> _WORK REQUIRED_: From the entries below, please gather each line containing the string "name".

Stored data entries
[Start]

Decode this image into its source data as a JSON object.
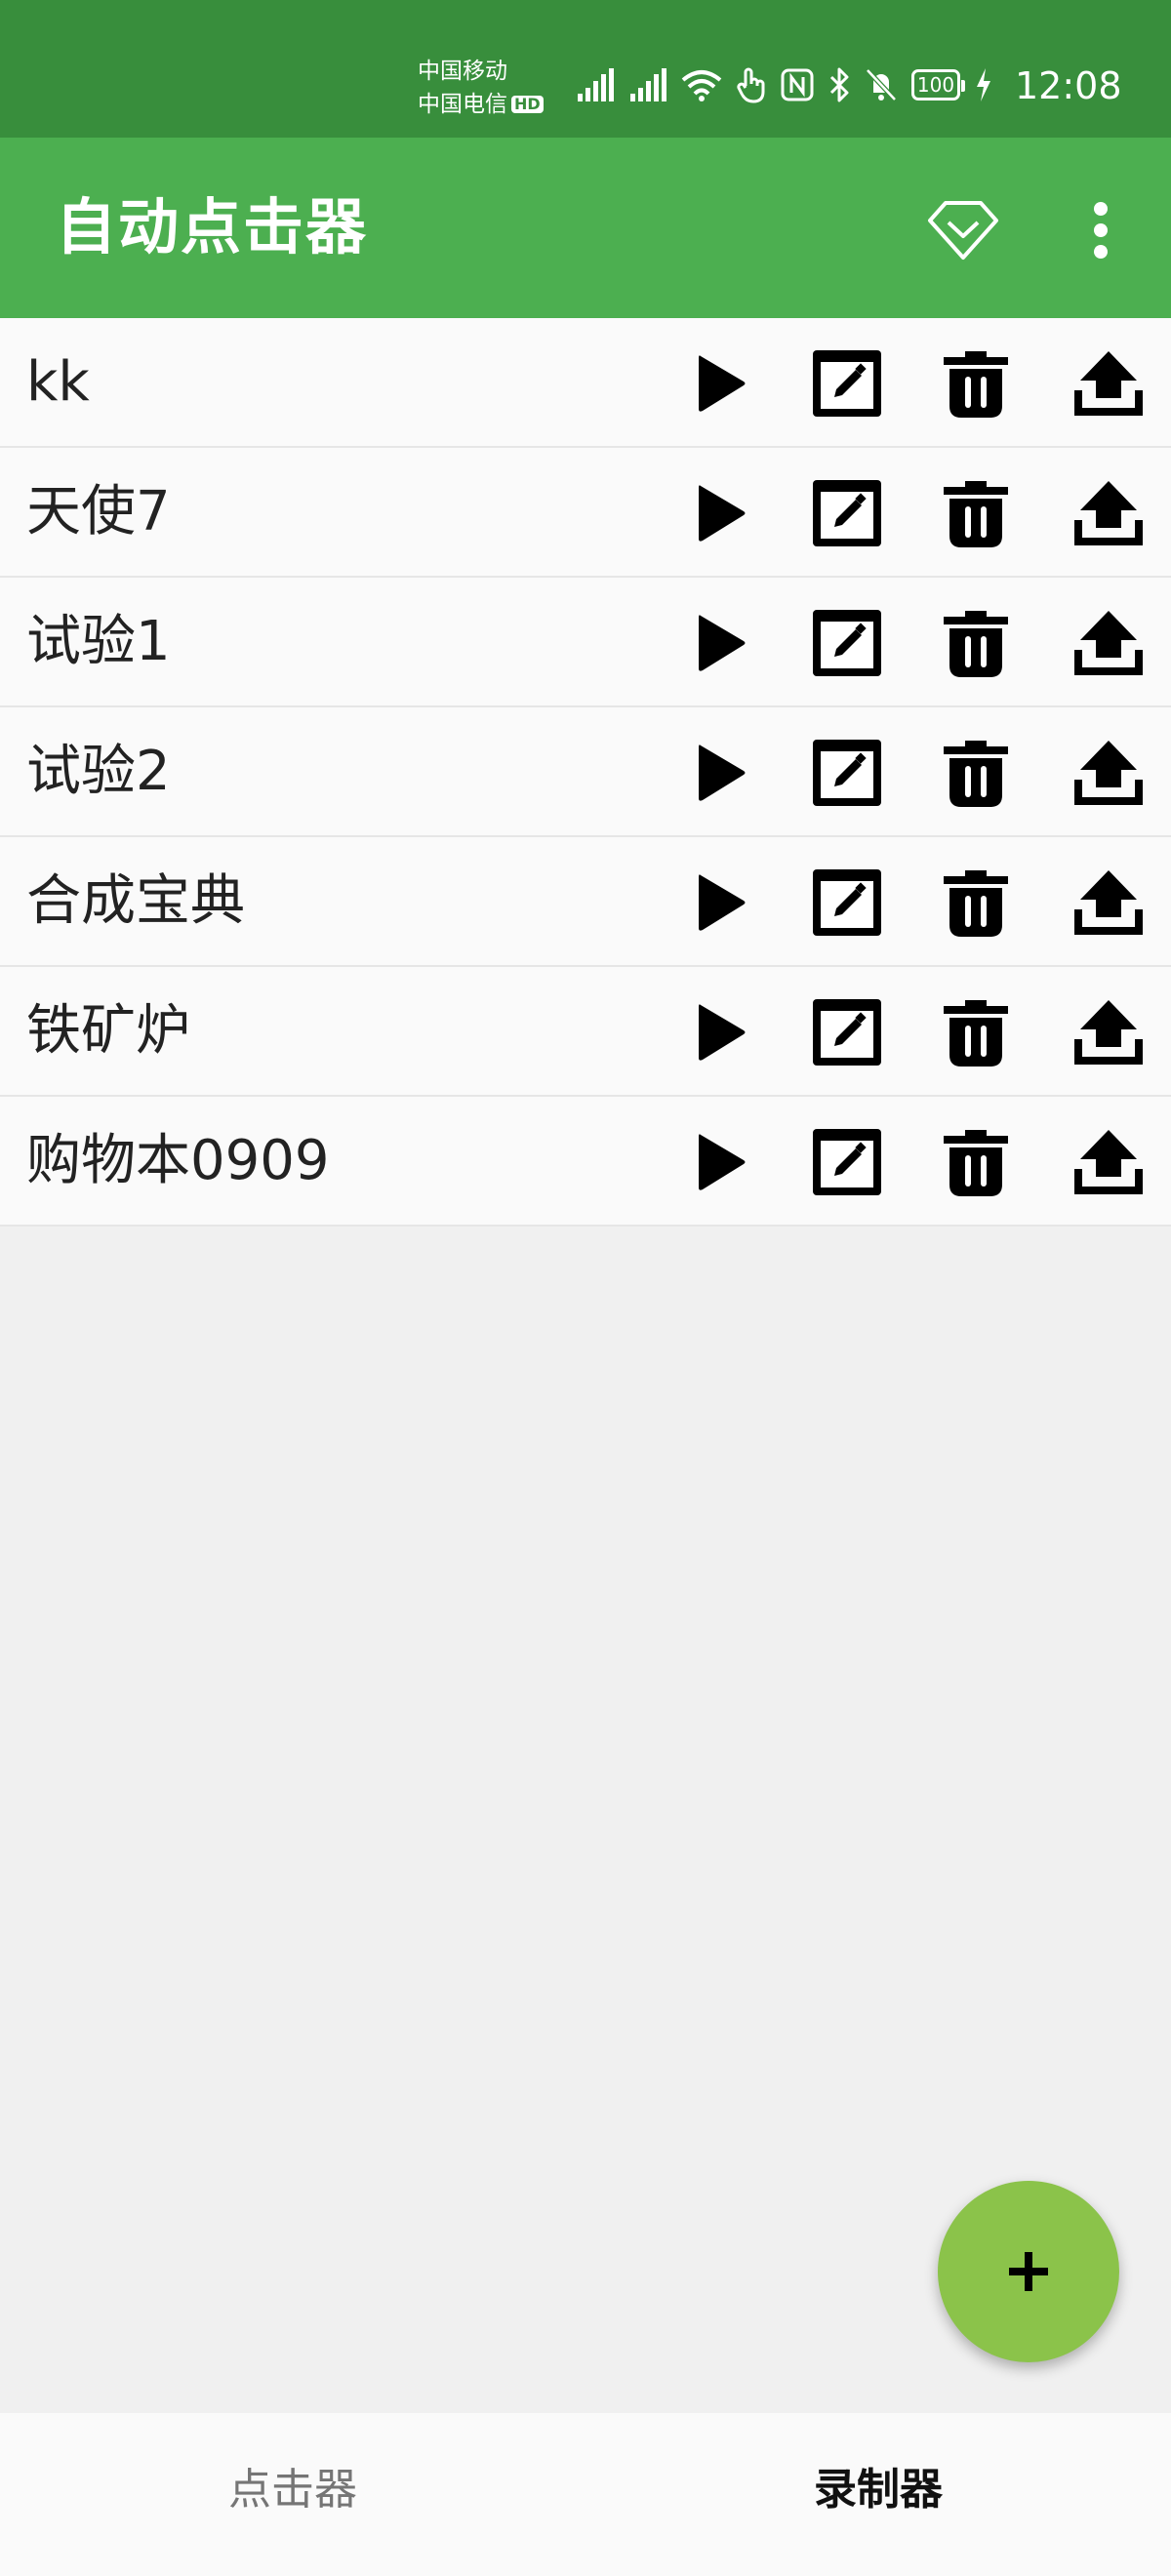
{
  "status_bar": {
    "carrier_1": "中国移动",
    "carrier_2": "中国电信",
    "hd_badge": "HD",
    "battery": "100",
    "time": "12:08",
    "icons": [
      "signal-icon",
      "signal-icon",
      "wifi-icon",
      "touch-icon",
      "nfc-icon",
      "bluetooth-icon",
      "bell-off-icon",
      "battery-icon",
      "charging-icon"
    ]
  },
  "app_bar": {
    "title": "自动点击器",
    "icons": [
      "gem-icon",
      "more-vert-icon"
    ]
  },
  "list": {
    "items": [
      {
        "name": "kk"
      },
      {
        "name": "天使7"
      },
      {
        "name": "试验1"
      },
      {
        "name": "试验2"
      },
      {
        "name": "合成宝典"
      },
      {
        "name": "铁矿炉"
      },
      {
        "name": "购物本0909"
      }
    ],
    "row_actions": [
      "play-icon",
      "edit-icon",
      "delete-icon",
      "upload-icon"
    ]
  },
  "fab": {
    "icon": "plus-icon"
  },
  "bottom_nav": {
    "tabs": [
      {
        "label": "点击器",
        "active": false
      },
      {
        "label": "录制器",
        "active": true
      }
    ]
  },
  "colors": {
    "status_bar": "#388e3c",
    "app_bar": "#4caf50",
    "fab": "#8bc34a",
    "background": "#f0f0f0"
  }
}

[End]

> _SOLVED PROBLEM_:
        "name": "kk"
        "name": "天使7"
        "name": "试验1"
        "name": "试验2"
        "name": "合成宝典"
        "name": "铁矿炉"
        "name": "购物本0909"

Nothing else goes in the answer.